=== Set exercise ===
Quote precisely the final stretch of the listing: start at the line containing "Output a JSON" and stop after the last line.

- - - - - - -

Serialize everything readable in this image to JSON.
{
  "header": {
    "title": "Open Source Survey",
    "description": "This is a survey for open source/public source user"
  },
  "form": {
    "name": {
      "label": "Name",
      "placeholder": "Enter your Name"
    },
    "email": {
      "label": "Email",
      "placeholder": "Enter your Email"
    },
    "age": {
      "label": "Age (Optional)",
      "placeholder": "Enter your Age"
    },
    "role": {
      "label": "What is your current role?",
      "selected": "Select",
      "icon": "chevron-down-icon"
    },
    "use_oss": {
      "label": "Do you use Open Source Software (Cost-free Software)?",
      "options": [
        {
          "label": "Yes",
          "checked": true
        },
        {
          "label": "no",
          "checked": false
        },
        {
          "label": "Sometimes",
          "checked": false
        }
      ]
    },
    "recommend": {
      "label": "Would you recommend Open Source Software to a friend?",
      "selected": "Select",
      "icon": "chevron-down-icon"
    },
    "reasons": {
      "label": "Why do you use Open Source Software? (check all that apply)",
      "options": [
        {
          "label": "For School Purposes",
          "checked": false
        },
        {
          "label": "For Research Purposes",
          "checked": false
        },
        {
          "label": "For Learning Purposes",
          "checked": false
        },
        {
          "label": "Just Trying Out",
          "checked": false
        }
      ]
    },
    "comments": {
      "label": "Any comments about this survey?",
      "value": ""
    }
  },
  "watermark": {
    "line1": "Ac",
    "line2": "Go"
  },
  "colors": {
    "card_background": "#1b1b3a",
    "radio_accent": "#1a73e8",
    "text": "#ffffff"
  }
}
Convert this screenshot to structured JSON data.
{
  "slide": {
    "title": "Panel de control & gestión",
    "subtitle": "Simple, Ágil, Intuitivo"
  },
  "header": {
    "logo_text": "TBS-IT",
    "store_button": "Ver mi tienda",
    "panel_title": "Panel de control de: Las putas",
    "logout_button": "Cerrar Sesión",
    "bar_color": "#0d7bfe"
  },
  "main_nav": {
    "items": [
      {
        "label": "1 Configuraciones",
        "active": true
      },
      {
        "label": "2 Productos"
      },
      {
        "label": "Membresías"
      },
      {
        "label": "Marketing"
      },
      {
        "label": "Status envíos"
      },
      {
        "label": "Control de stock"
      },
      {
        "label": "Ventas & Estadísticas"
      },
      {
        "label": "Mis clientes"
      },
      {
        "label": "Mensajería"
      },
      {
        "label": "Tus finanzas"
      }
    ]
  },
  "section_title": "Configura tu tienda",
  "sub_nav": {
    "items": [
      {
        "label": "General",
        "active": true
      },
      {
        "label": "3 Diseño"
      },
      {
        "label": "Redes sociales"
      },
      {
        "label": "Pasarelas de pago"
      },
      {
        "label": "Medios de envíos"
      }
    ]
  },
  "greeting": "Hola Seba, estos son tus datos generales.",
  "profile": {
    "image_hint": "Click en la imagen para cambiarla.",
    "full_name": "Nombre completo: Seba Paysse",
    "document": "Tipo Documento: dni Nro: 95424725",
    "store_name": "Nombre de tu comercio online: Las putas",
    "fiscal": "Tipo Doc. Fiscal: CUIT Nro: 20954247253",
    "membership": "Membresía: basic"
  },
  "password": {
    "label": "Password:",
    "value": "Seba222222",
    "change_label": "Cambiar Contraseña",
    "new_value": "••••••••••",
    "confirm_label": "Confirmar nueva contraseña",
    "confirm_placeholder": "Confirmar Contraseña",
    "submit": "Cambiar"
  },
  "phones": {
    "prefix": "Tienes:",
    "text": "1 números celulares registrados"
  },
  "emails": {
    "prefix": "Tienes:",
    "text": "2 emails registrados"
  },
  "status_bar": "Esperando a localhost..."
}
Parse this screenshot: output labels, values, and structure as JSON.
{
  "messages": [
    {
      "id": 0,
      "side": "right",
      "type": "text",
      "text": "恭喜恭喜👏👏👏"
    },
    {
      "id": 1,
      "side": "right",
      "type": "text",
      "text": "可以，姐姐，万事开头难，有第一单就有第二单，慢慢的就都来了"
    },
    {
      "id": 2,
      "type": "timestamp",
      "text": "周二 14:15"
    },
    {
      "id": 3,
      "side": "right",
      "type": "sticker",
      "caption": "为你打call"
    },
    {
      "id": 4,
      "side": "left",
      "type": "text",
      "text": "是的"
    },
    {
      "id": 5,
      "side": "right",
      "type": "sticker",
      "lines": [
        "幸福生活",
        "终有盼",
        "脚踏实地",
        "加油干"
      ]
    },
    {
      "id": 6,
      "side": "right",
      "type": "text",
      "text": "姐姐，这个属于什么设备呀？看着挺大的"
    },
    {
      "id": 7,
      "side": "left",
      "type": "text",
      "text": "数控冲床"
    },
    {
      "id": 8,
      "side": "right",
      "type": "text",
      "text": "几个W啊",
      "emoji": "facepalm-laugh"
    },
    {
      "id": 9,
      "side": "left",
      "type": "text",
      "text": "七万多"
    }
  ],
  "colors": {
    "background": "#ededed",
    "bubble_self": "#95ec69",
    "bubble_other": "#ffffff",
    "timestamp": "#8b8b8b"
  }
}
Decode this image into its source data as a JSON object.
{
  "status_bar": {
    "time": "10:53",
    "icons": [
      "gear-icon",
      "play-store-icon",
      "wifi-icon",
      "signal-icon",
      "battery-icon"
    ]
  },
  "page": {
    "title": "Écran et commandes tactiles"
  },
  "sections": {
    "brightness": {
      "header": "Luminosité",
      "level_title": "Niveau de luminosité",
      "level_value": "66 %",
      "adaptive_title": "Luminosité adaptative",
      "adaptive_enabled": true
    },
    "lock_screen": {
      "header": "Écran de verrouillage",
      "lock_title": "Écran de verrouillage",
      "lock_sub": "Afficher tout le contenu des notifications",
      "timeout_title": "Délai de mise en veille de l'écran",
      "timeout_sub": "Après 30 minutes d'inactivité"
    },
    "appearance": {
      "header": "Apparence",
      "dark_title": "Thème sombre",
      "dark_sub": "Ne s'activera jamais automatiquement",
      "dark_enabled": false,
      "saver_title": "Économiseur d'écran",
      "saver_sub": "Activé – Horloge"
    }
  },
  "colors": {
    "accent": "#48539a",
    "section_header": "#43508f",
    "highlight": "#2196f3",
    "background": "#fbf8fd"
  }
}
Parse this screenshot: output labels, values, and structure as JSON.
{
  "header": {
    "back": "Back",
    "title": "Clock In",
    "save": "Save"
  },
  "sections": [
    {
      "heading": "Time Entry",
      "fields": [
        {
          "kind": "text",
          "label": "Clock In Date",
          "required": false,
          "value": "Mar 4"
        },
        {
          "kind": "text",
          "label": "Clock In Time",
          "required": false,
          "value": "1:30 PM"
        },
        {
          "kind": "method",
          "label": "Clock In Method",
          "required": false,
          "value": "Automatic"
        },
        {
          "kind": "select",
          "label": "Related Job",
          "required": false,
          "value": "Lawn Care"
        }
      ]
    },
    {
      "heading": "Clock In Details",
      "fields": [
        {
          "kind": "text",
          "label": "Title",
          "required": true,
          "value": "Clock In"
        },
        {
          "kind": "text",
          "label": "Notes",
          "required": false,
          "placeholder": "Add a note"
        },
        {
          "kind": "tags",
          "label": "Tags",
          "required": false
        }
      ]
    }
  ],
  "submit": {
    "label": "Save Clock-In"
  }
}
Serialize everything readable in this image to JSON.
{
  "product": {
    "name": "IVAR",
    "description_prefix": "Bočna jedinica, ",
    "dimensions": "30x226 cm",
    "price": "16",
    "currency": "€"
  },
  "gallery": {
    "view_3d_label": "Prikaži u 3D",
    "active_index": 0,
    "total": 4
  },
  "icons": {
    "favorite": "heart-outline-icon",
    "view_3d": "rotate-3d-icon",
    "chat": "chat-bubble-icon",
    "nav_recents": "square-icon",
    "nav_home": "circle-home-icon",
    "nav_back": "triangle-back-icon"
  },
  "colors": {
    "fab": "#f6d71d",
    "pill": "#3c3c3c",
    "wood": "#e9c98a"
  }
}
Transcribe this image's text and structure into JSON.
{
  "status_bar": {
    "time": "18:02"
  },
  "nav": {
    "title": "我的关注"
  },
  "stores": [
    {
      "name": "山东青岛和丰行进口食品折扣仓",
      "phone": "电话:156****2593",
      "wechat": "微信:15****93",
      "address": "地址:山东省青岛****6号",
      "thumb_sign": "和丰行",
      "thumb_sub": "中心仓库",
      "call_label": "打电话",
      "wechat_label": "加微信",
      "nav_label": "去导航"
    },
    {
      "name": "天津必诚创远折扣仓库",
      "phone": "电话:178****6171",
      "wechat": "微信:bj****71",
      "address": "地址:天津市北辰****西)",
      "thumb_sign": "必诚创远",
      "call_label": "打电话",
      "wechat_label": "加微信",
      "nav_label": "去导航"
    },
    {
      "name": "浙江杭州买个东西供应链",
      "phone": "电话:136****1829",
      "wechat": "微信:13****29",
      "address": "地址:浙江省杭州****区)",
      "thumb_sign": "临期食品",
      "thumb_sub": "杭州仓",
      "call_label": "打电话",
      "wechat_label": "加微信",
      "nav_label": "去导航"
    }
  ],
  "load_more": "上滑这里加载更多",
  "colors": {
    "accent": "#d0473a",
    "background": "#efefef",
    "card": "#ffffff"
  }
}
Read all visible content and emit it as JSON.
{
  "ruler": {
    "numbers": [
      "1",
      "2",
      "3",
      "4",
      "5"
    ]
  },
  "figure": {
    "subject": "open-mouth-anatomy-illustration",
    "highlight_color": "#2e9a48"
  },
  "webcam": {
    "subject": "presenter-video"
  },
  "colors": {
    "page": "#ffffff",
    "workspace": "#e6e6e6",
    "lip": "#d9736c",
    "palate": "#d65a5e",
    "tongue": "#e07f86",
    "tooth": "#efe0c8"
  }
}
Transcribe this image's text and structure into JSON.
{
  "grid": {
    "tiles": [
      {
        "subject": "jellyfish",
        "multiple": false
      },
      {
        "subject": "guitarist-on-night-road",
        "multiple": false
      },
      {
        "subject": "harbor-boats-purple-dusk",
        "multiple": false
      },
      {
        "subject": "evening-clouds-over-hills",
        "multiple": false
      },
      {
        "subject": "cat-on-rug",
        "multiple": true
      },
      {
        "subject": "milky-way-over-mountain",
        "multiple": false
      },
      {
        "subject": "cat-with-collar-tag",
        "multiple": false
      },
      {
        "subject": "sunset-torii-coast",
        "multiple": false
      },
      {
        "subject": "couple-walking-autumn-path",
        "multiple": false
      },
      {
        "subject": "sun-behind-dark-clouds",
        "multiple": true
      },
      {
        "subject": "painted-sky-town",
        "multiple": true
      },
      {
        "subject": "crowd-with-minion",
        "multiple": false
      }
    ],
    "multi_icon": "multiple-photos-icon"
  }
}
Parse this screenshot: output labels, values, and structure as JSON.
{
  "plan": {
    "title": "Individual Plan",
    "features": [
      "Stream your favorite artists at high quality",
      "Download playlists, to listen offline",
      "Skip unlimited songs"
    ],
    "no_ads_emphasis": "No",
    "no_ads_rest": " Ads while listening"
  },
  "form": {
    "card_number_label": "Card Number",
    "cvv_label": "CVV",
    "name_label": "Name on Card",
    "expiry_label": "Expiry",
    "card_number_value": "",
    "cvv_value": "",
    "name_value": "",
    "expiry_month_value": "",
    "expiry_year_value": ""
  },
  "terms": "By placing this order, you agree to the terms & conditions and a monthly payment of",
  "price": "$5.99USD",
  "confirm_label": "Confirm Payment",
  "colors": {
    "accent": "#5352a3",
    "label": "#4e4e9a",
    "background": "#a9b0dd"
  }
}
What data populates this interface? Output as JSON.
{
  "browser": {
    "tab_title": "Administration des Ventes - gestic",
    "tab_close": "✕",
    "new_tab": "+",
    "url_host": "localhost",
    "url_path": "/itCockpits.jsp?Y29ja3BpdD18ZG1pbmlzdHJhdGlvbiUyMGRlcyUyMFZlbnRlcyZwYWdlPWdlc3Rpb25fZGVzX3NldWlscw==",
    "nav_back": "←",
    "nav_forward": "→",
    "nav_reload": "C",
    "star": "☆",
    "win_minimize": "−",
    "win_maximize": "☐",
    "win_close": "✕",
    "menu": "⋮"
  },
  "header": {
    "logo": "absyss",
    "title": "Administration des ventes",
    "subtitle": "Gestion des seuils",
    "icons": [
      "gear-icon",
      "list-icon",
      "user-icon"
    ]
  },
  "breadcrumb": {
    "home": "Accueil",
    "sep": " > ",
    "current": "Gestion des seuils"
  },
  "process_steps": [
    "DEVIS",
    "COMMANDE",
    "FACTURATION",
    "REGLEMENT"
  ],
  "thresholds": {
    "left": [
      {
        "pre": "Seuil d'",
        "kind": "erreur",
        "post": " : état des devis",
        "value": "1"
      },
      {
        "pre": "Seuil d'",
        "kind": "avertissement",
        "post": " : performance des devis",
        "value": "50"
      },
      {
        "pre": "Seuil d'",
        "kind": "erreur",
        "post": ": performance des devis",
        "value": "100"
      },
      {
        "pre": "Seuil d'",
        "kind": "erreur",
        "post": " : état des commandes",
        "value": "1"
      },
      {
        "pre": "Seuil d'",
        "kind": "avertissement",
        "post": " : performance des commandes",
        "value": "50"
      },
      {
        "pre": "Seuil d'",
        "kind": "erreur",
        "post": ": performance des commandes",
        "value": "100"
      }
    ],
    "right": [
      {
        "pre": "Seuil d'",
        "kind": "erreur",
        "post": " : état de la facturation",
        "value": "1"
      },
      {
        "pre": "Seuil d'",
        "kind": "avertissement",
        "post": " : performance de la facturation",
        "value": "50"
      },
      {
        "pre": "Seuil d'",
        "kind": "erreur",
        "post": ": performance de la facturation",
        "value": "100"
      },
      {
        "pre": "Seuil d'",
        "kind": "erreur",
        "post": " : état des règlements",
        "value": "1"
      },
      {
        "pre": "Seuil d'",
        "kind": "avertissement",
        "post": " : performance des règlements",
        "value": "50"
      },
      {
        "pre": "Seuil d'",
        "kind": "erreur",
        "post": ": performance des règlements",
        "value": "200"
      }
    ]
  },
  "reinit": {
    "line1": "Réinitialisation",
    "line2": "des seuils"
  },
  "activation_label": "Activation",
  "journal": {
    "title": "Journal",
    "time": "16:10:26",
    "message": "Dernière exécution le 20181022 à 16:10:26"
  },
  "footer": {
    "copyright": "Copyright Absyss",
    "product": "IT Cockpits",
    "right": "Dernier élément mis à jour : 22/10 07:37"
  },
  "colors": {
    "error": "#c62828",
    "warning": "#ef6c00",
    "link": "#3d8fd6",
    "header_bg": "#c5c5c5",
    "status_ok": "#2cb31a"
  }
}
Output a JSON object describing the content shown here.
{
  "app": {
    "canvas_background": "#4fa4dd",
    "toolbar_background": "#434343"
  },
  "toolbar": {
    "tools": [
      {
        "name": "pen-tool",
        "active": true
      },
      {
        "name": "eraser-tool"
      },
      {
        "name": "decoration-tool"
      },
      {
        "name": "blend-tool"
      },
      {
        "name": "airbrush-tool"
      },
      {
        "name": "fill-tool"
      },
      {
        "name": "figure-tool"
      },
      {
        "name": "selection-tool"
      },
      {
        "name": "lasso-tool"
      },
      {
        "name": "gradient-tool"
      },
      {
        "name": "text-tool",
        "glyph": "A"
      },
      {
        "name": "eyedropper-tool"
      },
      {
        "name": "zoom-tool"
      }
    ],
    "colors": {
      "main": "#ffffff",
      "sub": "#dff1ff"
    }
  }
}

- - - - - - -

=== Final result ===
Output a JSON object describing the content shown here.
{
  "app": {
    "canvas_background": "#4fa4dd",
    "toolbar_background": "#434343"
  },
  "toolbar": {
    "tools": [
      {
        "name": "pen-tool",
        "active": true
      },
      {
        "name": "eraser-tool"
      },
      {
        "name": "decoration-tool"
      },
      {
        "name": "blend-tool"
      },
      {
        "name": "airbrush-tool"
      },
      {
        "name": "fill-tool"
      },
      {
        "name": "figure-tool"
      },
      {
        "name": "selection-tool"
      },
      {
        "name": "lasso-tool"
      },
      {
        "name": "gradient-tool"
      },
      {
        "name": "text-tool",
        "glyph": "A"
      },
      {
        "name": "eyedropper-tool"
      },
      {
        "name": "zoom-tool"
      }
    ],
    "colors": {
      "main": "#ffffff",
      "sub": "#dff1ff"
    }
  }
}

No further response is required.